Task to complete: Search the records for "this" and copy each line that holds it.

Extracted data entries
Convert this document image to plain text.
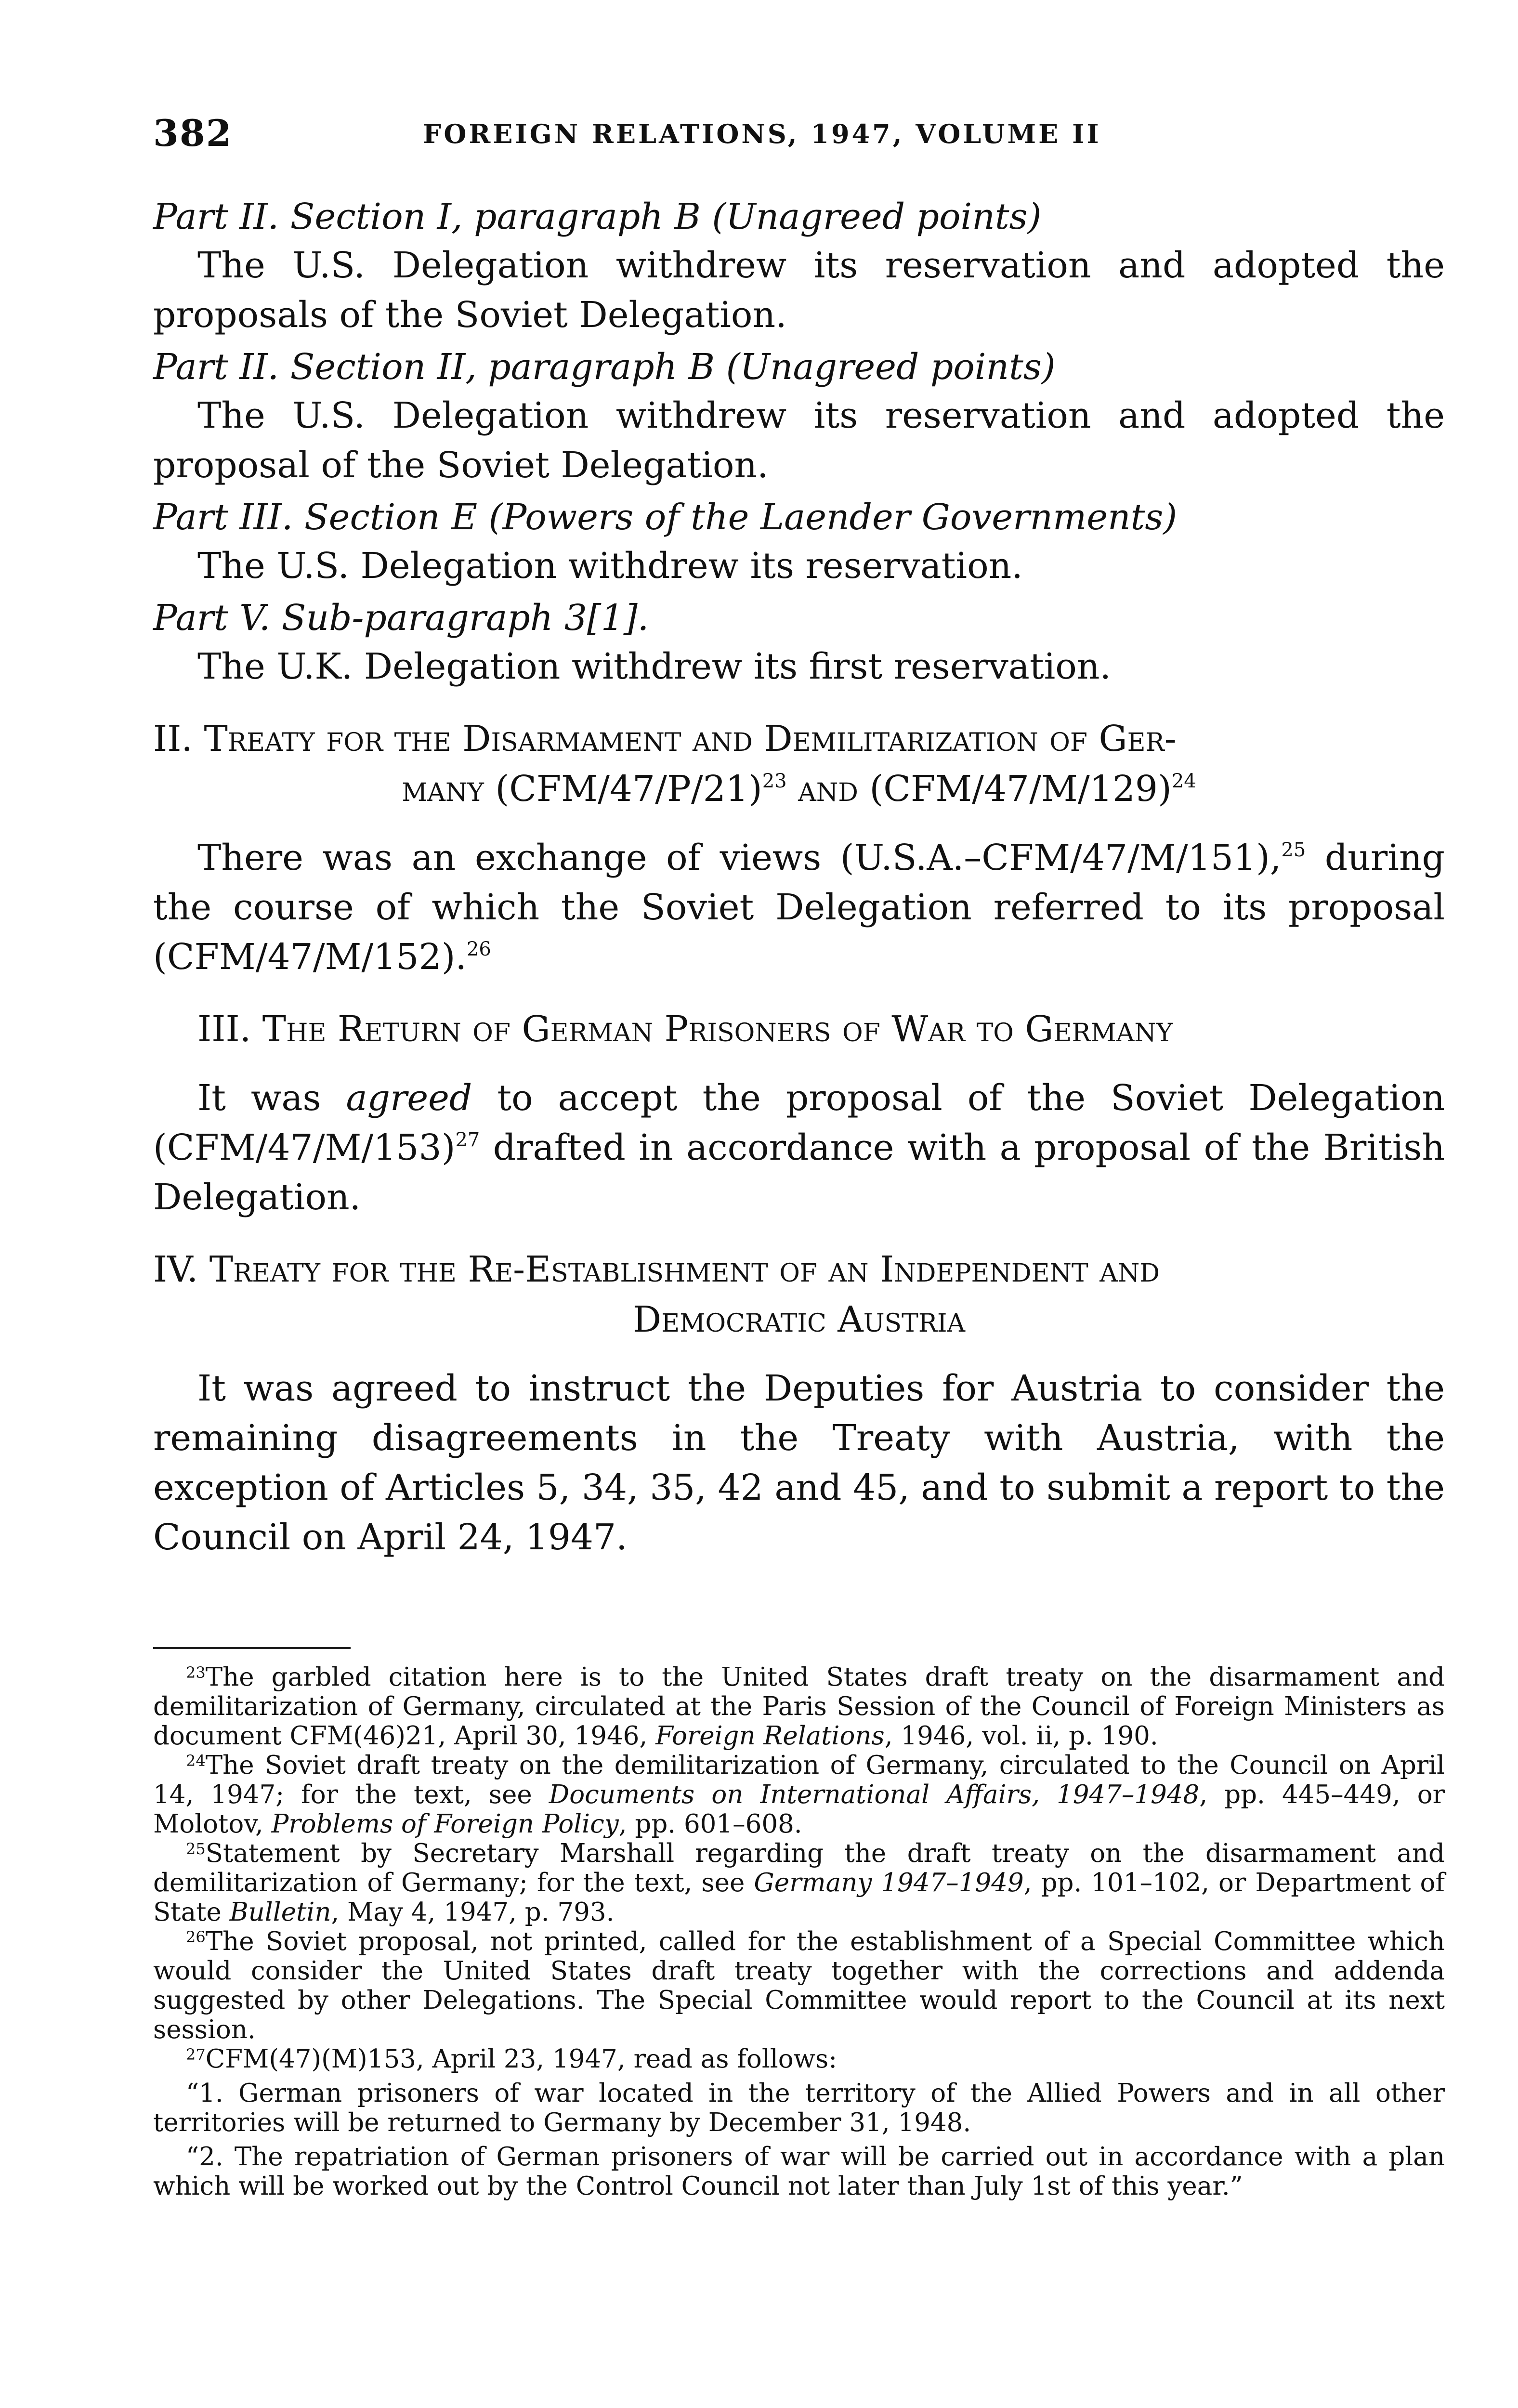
382	FOREIGN RELATIONS, 1947, VOLUME II

Part II. Section I, paragraph B (Unagreed points)

The U.S. Delegation withdrew its reservation and adopted the proposals of the Soviet Delegation.

Part II. Section II, paragraph B (Unagreed points)

The U.S. Delegation withdrew its reservation and adopted the proposal of the Soviet Delegation.

Part III. Section E (Powers of the Laender Governments)

The U.S. Delegation withdrew its reservation.

Part V. Sub-paragraph 3[1].

The U.K. Delegation withdrew its first reservation.

II. Treaty for the Disarmament and Demilitarization of Ger-
many $(CFM/47/P/21)^{23}$ and $(CFM/47/M/129)^{24}$

There was an exchange of views (U.S.A.–CFM/47/M/151),$^{25}$ during the course of which the Soviet Delegation referred to its proposal (CFM/47/M/152).$^{26}$

III. The Return of German Prisoners of War to Germany

It was agreed to accept the proposal of the Soviet Delegation $(CFM/47/M/153)^{27}$ drafted in accordance with a proposal of the British Delegation.

IV. Treaty for the Re-Establishment of an Independent and
Democratic Austria

It was agreed to instruct the Deputies for Austria to consider the remaining disagreements in the Treaty with Austria, with the exception of Articles 5, 34, 35, 42 and 45, and to submit a report to the Council on April 24, 1947.

$^{23}$The garbled citation here is to the United States draft treaty on the disarmament and demilitarization of Germany, circulated at the Paris Session of the Council of Foreign Ministers as document CFM(46)21, April 30, 1946, Foreign Relations, 1946, vol. ii, p. 190.

$^{24}$The Soviet draft treaty on the demilitarization of Germany, circulated to the Council on April 14, 1947; for the text, see Documents on International Affairs, 1947–1948, pp. 445–449, or Molotov, Problems of Foreign Policy, pp. 601–608.

$^{25}$Statement by Secretary Marshall regarding the draft treaty on the disarmament and demilitarization of Germany; for the text, see Germany 1947–1949, pp. 101–102, or Department of State Bulletin, May 4, 1947, p. 793.

$^{26}$The Soviet proposal, not printed, called for the establishment of a Special Committee which would consider the United States draft treaty together with the corrections and addenda suggested by other Delegations. The Special Committee would report to the Council at its next session.

$^{27}$CFM(47)(M)153, April 23, 1947, read as follows:

“1. German prisoners of war located in the territory of the Allied Powers and in all other territories will be returned to Germany by December 31, 1948.

“2. The repatriation of German prisoners of war will be carried out in accordance with a plan which will be worked out by the Control Council not later than July 1st of this year.”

The response:
Convert this document image to plain text.
“2. The repatriation of German prisoners of war will be carried out in accordance with a plan which will be worked out by the Control Council not later than July 1st of this year.”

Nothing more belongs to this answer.